Таким образом, мистический ужас — продукт превратной натуры бытия. Он — не развлечение, появившееся из нашего родства с всецело естественным миром. Нет, мы получили его как часть мрачного наследства в те времена, когда стали теми, кем стали. Как только человек начал осознавать себя, он распался на две составляющие, одна из которых стала возводить новоявленную игрушку-самосознание в ранг добродетели, искренне празднуя день и час ее обретения, а другая — осуждать этот дар и даже учинять над ним настоящие акты расправы.

■ ■ ■

■ УПРАЖНЕНИЯ ■
A. Ответьте, пожалуйста, на вопросы по фрагменту о мистическом ужасе:
(i) Продуктом чего назван мистический ужас?
(ii) Частью какого наследства мы его получили?
(iii) На сколько составляющих распался человек, когда начал осознавать себя?
B. Перечислите все действия, которые фрагмент о мистическом ужасе приписывает двум составляющим человека по отношению к самосознанию.

■ ■ ■

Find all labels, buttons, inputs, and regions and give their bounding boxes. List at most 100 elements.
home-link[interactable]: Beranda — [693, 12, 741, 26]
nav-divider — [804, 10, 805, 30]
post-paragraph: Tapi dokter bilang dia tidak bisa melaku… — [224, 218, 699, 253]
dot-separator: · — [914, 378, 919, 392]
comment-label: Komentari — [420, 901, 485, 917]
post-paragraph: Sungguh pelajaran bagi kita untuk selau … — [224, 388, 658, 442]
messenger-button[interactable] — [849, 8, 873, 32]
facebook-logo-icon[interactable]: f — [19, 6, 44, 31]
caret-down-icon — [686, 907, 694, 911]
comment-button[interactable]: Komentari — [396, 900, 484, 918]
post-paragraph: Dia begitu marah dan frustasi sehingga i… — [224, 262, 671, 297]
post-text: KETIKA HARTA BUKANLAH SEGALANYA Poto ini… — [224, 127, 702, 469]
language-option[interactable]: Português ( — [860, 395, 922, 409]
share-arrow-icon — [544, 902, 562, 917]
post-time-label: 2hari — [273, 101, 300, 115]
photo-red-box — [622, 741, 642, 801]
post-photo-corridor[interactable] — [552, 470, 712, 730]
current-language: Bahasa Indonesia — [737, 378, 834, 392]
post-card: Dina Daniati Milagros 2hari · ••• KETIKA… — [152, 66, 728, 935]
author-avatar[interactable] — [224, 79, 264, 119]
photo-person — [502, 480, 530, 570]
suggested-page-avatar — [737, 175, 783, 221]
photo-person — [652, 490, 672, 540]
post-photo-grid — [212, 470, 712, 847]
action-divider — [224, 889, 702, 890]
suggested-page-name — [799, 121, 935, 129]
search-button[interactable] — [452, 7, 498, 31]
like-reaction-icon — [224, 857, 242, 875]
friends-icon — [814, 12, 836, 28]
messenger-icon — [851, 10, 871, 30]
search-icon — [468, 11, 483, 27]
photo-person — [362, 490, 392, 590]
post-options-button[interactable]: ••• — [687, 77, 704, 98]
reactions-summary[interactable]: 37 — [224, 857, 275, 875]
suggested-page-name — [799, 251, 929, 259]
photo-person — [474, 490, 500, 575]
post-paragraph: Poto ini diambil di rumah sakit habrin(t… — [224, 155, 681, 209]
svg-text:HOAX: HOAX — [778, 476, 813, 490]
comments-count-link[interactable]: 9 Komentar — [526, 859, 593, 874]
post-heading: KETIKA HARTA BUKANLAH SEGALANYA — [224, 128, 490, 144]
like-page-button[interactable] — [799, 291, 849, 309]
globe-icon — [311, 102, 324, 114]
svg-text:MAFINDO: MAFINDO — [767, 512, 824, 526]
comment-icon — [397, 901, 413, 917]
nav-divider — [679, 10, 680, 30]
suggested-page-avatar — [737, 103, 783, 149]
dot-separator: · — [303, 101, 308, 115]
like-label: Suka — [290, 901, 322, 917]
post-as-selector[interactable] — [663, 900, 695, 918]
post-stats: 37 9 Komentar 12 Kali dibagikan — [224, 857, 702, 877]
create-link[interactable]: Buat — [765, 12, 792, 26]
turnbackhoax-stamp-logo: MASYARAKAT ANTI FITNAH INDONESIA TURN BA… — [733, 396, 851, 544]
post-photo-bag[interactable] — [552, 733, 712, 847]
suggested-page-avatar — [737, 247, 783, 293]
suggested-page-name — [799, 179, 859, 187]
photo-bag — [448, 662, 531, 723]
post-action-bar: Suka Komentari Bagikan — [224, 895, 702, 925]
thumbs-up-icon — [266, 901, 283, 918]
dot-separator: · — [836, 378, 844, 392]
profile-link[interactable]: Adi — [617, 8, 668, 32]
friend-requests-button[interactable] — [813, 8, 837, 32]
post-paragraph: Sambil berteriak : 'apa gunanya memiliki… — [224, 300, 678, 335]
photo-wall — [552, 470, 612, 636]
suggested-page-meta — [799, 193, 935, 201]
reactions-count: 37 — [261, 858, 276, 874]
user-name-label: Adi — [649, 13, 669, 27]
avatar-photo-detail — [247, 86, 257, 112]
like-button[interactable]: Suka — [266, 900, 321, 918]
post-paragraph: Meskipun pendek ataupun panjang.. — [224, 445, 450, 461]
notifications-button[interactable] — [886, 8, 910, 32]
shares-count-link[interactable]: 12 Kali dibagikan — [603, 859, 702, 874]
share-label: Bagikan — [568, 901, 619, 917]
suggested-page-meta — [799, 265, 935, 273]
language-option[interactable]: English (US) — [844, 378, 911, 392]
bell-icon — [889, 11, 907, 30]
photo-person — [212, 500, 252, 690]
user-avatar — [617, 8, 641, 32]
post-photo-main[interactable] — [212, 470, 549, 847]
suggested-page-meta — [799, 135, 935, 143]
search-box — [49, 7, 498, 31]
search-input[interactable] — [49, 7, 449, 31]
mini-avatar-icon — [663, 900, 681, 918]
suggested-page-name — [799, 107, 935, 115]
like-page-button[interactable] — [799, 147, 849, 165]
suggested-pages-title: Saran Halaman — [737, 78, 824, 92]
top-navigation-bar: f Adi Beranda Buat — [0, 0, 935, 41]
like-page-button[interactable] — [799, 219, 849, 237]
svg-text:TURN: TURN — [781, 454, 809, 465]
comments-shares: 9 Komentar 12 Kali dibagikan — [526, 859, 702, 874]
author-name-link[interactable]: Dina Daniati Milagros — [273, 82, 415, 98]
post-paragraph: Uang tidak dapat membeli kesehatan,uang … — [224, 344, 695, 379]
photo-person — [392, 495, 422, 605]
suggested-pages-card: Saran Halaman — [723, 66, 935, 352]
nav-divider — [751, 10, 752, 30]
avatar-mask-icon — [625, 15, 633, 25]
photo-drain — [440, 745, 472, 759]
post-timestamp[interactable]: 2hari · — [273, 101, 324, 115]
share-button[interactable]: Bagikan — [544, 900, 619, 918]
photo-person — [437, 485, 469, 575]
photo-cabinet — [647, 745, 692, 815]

■ ■ ■

■ ОТВЕТЫ К УПРАЖНЕНИЯМ ■
A.
(i) Продуктом превратной натуры бытия.
(ii) Частью мрачного наследства.
(iii) На две.

B.
- возводить новоявленную игрушку-самосознание в ранг добродетели;
- искренне праздновать день и час ее обретения;
- осуждать этот дар;
- учинять над ним настоящие акты расправы.